TASK PROMPT -
Output the full material exactly as it appears here.

***** TASK DATA

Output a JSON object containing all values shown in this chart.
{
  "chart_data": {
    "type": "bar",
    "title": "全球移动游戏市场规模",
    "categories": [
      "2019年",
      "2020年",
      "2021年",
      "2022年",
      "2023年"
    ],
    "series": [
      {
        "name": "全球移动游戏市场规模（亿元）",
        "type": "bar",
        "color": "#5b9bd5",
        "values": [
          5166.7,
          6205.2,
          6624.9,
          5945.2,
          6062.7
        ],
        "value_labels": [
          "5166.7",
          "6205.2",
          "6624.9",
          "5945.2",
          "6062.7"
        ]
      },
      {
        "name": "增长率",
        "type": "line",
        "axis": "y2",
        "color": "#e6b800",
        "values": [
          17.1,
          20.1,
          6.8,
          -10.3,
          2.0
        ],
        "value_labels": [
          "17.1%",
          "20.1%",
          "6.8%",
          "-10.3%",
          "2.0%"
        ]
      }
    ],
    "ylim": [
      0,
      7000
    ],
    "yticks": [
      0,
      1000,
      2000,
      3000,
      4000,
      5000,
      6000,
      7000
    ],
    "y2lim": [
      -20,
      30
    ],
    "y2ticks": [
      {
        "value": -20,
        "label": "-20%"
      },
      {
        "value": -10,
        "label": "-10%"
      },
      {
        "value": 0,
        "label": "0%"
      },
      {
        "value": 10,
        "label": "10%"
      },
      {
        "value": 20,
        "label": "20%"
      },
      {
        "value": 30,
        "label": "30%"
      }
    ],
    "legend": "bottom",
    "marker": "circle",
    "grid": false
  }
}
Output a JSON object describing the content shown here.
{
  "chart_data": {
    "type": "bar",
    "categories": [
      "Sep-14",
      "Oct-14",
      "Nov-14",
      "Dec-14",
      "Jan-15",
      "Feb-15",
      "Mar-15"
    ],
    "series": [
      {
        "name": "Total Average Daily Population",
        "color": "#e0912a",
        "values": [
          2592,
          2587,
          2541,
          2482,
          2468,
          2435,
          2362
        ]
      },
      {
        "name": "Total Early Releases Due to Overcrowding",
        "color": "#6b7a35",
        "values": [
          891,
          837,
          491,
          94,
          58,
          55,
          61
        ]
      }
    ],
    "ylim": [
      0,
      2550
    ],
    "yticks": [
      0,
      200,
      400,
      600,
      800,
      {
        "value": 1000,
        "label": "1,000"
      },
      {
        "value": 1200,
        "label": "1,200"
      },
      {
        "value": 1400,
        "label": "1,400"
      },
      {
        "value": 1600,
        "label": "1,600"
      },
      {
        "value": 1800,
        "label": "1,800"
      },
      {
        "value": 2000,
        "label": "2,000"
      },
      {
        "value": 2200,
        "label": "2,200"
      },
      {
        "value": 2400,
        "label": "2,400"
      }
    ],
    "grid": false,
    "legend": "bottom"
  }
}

**********

SOLUTION TO THIS TASK -
Output a JSON object containing all values shown in this chart.
{
  "chart_data": {
    "type": "bar",
    "title": "全球移动游戏市场规模",
    "categories": [
      "2019年",
      "2020年",
      "2021年",
      "2022年",
      "2023年"
    ],
    "series": [
      {
        "name": "全球移动游戏市场规模（亿元）",
        "type": "bar",
        "color": "#5b9bd5",
        "values": [
          5166.7,
          6205.2,
          6624.9,
          5945.2,
          6062.7
        ],
        "value_labels": [
          "5166.7",
          "6205.2",
          "6624.9",
          "5945.2",
          "6062.7"
        ]
      },
      {
        "name": "增长率",
        "type": "line",
        "axis": "y2",
        "color": "#e6b800",
        "values": [
          17.1,
          20.1,
          6.8,
          -10.3,
          2.0
        ],
        "value_labels": [
          "17.1%",
          "20.1%",
          "6.8%",
          "-10.3%",
          "2.0%"
        ]
      }
    ],
    "ylim": [
      0,
      7000
    ],
    "yticks": [
      0,
      1000,
      2000,
      3000,
      4000,
      5000,
      6000,
      7000
    ],
    "y2lim": [
      -20,
      30
    ],
    "y2ticks": [
      {
        "value": -20,
        "label": "-20%"
      },
      {
        "value": -10,
        "label": "-10%"
      },
      {
        "value": 0,
        "label": "0%"
      },
      {
        "value": 10,
        "label": "10%"
      },
      {
        "value": 20,
        "label": "20%"
      },
      {
        "value": 30,
        "label": "30%"
      }
    ],
    "legend": "bottom",
    "marker": "circle",
    "grid": false
  }
}
Output a JSON object describing the content shown here.
{
  "chart_data": {
    "type": "bar",
    "categories": [
      "Sep-14",
      "Oct-14",
      "Nov-14",
      "Dec-14",
      "Jan-15",
      "Feb-15",
      "Mar-15"
    ],
    "series": [
      {
        "name": "Total Average Daily Population",
        "color": "#e0912a",
        "values": [
          2592,
          2587,
          2541,
          2482,
          2468,
          2435,
          2362
        ]
      },
      {
        "name": "Total Early Releases Due to Overcrowding",
        "color": "#6b7a35",
        "values": [
          891,
          837,
          491,
          94,
          58,
          55,
          61
        ]
      }
    ],
    "ylim": [
      0,
      2550
    ],
    "yticks": [
      0,
      200,
      400,
      600,
      800,
      {
        "value": 1000,
        "label": "1,000"
      },
      {
        "value": 1200,
        "label": "1,200"
      },
      {
        "value": 1400,
        "label": "1,400"
      },
      {
        "value": 1600,
        "label": "1,600"
      },
      {
        "value": 1800,
        "label": "1,800"
      },
      {
        "value": 2000,
        "label": "2,000"
      },
      {
        "value": 2200,
        "label": "2,200"
      },
      {
        "value": 2400,
        "label": "2,400"
      }
    ],
    "grid": false,
    "legend": "bottom"
  }
}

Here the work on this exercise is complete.